TASK TO CARRY OUT »
Write out the records that appear below, verbatim and complete, but without pictures.

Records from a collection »
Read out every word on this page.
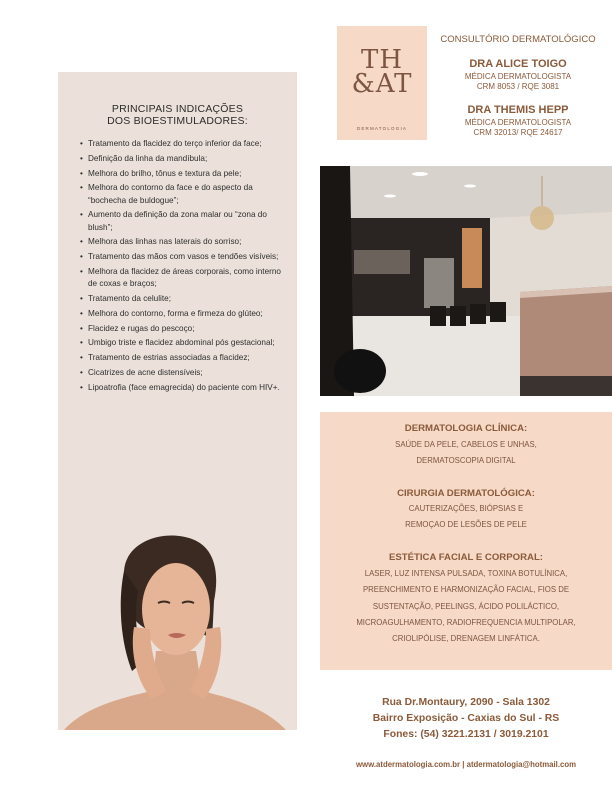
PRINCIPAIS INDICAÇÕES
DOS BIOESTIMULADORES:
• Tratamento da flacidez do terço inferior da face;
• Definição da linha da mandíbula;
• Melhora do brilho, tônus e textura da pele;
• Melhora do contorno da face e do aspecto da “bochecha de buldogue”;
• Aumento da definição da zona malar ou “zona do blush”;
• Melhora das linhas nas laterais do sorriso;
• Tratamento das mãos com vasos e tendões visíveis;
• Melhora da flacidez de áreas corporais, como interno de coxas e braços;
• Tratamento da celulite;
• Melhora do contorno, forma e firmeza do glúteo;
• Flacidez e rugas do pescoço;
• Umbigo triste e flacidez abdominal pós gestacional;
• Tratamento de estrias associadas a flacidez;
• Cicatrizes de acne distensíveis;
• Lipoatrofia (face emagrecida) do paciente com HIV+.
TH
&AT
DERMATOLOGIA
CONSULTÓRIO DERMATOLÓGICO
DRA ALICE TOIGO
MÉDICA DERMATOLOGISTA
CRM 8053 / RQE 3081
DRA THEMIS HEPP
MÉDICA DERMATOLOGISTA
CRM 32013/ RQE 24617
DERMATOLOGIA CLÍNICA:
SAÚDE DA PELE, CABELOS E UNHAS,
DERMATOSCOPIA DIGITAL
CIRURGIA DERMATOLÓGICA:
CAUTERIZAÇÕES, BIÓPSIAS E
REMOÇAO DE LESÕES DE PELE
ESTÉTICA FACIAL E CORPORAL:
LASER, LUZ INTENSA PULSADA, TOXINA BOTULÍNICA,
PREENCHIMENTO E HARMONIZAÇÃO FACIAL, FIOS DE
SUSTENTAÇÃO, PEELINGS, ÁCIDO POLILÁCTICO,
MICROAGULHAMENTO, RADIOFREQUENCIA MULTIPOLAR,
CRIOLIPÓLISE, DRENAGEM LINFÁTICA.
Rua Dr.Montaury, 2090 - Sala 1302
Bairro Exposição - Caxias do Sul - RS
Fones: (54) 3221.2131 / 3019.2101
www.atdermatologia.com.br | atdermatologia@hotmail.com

ANSWER FOR THIS EXERCISE »
Read out every word on this page.
PRINCIPAIS INDICAÇÕES
DOS BIOESTIMULADORES:
• Tratamento da flacidez do terço inferior da face;
• Definição da linha da mandíbula;
• Melhora do brilho, tônus e textura da pele;
• Melhora do contorno da face e do aspecto da “bochecha de buldogue”;
• Aumento da definição da zona malar ou “zona do blush”;
• Melhora das linhas nas laterais do sorriso;
• Tratamento das mãos com vasos e tendões visíveis;
• Melhora da flacidez de áreas corporais, como interno de coxas e braços;
• Tratamento da celulite;
• Melhora do contorno, forma e firmeza do glúteo;
• Flacidez e rugas do pescoço;
• Umbigo triste e flacidez abdominal pós gestacional;
• Tratamento de estrias associadas a flacidez;
• Cicatrizes de acne distensíveis;
• Lipoatrofia (face emagrecida) do paciente com HIV+.
TH
&AT
DERMATOLOGIA
CONSULTÓRIO DERMATOLÓGICO
DRA ALICE TOIGO
MÉDICA DERMATOLOGISTA
CRM 8053 / RQE 3081
DRA THEMIS HEPP
MÉDICA DERMATOLOGISTA
CRM 32013/ RQE 24617
DERMATOLOGIA CLÍNICA:
SAÚDE DA PELE, CABELOS E UNHAS,
DERMATOSCOPIA DIGITAL
CIRURGIA DERMATOLÓGICA:
CAUTERIZAÇÕES, BIÓPSIAS E
REMOÇAO DE LESÕES DE PELE
ESTÉTICA FACIAL E CORPORAL:
LASER, LUZ INTENSA PULSADA, TOXINA BOTULÍNICA,
PREENCHIMENTO E HARMONIZAÇÃO FACIAL, FIOS DE
SUSTENTAÇÃO, PEELINGS, ÁCIDO POLILÁCTICO,
MICROAGULHAMENTO, RADIOFREQUENCIA MULTIPOLAR,
CRIOLIPÓLISE, DRENAGEM LINFÁTICA.
Rua Dr.Montaury, 2090 - Sala 1302
Bairro Exposição - Caxias do Sul - RS
Fones: (54) 3221.2131 / 3019.2101
www.atdermatologia.com.br | atdermatologia@hotmail.com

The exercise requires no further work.